| Problem to solve |
Go through the records, and copy each line in which the string "title" is present.

[Stored data entries]

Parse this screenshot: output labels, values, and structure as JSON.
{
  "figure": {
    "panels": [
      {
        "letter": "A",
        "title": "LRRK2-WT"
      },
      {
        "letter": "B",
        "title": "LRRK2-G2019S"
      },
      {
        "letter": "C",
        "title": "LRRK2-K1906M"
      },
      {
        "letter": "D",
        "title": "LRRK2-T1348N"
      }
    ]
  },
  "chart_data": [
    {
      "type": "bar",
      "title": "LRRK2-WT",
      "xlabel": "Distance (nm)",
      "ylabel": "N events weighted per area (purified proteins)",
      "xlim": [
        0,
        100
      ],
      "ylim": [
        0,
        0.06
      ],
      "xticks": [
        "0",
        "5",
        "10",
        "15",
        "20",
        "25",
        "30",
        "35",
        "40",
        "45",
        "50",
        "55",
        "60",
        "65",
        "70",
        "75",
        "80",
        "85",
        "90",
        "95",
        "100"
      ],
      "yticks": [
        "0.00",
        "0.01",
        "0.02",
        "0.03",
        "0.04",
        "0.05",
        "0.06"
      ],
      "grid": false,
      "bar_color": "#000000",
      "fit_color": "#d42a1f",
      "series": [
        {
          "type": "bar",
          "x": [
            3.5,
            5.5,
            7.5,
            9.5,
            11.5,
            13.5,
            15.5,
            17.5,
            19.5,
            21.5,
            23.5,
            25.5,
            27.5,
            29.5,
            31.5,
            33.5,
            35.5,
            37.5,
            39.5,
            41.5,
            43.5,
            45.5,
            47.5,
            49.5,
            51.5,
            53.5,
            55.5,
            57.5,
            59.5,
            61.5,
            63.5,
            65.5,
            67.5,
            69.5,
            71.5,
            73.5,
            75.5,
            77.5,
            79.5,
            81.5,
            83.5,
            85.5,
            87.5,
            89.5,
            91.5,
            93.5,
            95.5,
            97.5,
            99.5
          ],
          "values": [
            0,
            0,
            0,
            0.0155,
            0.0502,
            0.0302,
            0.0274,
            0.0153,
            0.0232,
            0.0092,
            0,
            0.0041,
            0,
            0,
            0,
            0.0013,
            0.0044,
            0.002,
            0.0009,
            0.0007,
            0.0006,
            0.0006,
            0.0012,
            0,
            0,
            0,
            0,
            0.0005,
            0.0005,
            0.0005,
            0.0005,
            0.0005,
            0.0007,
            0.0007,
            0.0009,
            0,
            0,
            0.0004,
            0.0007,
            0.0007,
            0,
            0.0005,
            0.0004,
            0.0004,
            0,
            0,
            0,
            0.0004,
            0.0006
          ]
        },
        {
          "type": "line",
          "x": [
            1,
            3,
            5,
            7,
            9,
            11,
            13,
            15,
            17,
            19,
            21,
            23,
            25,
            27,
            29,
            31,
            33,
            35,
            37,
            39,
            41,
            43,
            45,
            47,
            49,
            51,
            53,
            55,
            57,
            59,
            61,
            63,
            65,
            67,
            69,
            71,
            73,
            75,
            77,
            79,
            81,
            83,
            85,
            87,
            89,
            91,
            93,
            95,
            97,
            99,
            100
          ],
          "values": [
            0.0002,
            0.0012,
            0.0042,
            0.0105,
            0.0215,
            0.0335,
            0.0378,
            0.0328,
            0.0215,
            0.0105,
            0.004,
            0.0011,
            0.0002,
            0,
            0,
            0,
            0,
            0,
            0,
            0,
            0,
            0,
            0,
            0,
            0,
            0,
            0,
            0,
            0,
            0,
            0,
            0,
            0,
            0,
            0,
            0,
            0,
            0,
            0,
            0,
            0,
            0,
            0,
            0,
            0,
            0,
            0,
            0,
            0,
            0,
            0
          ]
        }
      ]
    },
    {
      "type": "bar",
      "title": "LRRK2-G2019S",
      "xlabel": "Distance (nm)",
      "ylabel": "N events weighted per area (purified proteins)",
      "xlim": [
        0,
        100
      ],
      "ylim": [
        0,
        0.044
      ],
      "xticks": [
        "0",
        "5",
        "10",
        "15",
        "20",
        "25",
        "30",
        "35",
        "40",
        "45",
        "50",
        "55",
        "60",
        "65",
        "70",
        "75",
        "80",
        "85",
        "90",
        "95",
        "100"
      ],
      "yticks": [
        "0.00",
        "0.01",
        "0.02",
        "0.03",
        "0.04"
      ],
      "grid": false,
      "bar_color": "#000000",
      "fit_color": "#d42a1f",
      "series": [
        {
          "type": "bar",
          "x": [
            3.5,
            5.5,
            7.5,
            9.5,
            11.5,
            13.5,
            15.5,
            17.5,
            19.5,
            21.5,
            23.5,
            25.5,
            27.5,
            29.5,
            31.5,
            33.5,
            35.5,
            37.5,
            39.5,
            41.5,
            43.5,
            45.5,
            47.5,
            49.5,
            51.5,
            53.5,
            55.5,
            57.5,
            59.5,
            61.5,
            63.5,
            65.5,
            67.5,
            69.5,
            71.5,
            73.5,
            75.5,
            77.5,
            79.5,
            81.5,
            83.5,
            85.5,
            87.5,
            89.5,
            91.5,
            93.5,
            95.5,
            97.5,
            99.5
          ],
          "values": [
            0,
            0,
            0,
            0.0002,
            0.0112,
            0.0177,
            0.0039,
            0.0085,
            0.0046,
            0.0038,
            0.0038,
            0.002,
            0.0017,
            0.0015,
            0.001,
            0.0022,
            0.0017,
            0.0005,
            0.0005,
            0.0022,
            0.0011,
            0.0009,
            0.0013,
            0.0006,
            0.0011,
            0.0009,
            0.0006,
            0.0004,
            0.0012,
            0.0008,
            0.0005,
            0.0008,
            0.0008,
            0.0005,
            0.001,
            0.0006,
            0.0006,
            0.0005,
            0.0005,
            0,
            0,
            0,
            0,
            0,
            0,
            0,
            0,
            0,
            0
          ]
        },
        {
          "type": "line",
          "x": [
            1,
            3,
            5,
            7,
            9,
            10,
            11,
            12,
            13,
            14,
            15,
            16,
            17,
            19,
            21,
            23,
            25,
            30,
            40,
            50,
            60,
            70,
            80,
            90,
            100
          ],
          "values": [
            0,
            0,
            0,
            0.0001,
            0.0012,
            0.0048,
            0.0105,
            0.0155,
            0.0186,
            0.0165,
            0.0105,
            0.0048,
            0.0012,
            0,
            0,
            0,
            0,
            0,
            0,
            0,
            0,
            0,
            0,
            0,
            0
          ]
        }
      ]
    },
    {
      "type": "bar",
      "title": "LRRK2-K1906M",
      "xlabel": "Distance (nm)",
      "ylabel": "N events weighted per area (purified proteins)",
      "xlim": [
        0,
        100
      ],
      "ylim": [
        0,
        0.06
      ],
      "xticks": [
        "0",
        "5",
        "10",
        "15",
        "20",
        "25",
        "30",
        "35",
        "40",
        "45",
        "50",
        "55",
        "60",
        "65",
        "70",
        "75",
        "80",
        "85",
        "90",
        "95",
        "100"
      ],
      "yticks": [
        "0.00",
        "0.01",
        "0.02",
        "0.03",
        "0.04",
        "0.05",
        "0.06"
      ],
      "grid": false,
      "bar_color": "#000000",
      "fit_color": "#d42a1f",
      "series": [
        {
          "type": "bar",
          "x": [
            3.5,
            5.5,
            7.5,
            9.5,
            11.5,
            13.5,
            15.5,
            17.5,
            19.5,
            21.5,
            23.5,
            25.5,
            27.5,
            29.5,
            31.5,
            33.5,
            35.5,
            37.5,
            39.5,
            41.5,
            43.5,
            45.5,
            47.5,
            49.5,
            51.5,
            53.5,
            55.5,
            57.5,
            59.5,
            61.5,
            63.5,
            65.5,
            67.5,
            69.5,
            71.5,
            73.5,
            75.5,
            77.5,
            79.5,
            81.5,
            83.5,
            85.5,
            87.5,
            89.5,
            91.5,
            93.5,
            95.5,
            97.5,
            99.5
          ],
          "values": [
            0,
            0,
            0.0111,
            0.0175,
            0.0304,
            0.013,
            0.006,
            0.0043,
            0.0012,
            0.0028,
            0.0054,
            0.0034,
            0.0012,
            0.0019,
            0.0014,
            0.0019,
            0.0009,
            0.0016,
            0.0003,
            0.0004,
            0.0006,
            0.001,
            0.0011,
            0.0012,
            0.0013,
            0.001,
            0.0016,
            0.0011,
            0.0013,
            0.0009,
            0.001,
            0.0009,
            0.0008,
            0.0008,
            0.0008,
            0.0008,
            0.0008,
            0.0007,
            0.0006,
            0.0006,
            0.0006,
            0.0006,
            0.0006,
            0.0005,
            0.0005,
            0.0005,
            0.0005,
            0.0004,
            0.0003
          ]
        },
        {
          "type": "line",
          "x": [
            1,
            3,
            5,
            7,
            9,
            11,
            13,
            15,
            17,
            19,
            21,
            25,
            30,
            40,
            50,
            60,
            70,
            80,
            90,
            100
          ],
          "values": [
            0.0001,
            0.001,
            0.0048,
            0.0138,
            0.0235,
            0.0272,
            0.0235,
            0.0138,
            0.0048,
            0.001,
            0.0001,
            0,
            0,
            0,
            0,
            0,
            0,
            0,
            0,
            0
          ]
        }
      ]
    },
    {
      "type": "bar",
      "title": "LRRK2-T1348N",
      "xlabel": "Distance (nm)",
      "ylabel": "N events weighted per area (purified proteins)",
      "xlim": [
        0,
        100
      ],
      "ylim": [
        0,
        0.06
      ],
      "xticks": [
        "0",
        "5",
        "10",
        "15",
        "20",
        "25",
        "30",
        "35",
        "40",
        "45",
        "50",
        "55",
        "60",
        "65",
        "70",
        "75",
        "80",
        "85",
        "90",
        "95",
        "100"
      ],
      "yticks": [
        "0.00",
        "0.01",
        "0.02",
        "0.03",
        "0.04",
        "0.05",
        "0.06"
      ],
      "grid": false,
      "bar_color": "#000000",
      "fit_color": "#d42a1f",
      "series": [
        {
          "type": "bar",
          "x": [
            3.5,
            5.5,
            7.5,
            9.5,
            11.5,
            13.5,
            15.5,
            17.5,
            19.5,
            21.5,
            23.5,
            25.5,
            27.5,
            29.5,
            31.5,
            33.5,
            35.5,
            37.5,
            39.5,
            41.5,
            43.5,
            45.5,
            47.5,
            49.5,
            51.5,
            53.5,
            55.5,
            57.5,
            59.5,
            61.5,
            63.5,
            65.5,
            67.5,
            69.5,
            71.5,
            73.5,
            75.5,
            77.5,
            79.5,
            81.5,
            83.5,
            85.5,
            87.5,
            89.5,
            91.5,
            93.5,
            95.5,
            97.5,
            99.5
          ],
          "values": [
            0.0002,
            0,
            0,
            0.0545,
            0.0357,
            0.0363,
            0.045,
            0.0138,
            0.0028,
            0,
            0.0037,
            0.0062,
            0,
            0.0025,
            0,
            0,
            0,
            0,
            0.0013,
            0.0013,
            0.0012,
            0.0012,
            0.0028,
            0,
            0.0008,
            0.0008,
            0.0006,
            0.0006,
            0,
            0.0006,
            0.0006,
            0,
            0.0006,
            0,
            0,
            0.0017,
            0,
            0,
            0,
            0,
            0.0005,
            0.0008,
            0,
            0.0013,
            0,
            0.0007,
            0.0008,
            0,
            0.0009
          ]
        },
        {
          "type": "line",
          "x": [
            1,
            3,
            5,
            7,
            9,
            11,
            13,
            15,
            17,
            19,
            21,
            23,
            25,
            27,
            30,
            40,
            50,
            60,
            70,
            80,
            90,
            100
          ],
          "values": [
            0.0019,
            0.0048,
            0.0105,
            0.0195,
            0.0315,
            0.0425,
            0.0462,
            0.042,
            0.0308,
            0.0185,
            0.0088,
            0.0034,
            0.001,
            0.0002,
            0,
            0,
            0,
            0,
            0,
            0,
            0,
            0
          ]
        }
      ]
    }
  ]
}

| Answer to this exercise |
        "title": "LRRK2-WT"
        "title": "LRRK2-G2019S"
        "title": "LRRK2-K1906M"
        "title": "LRRK2-T1348N"
      "title": "LRRK2-WT",
      "title": "LRRK2-G2019S",
      "title": "LRRK2-K1906M",
      "title": "LRRK2-T1348N",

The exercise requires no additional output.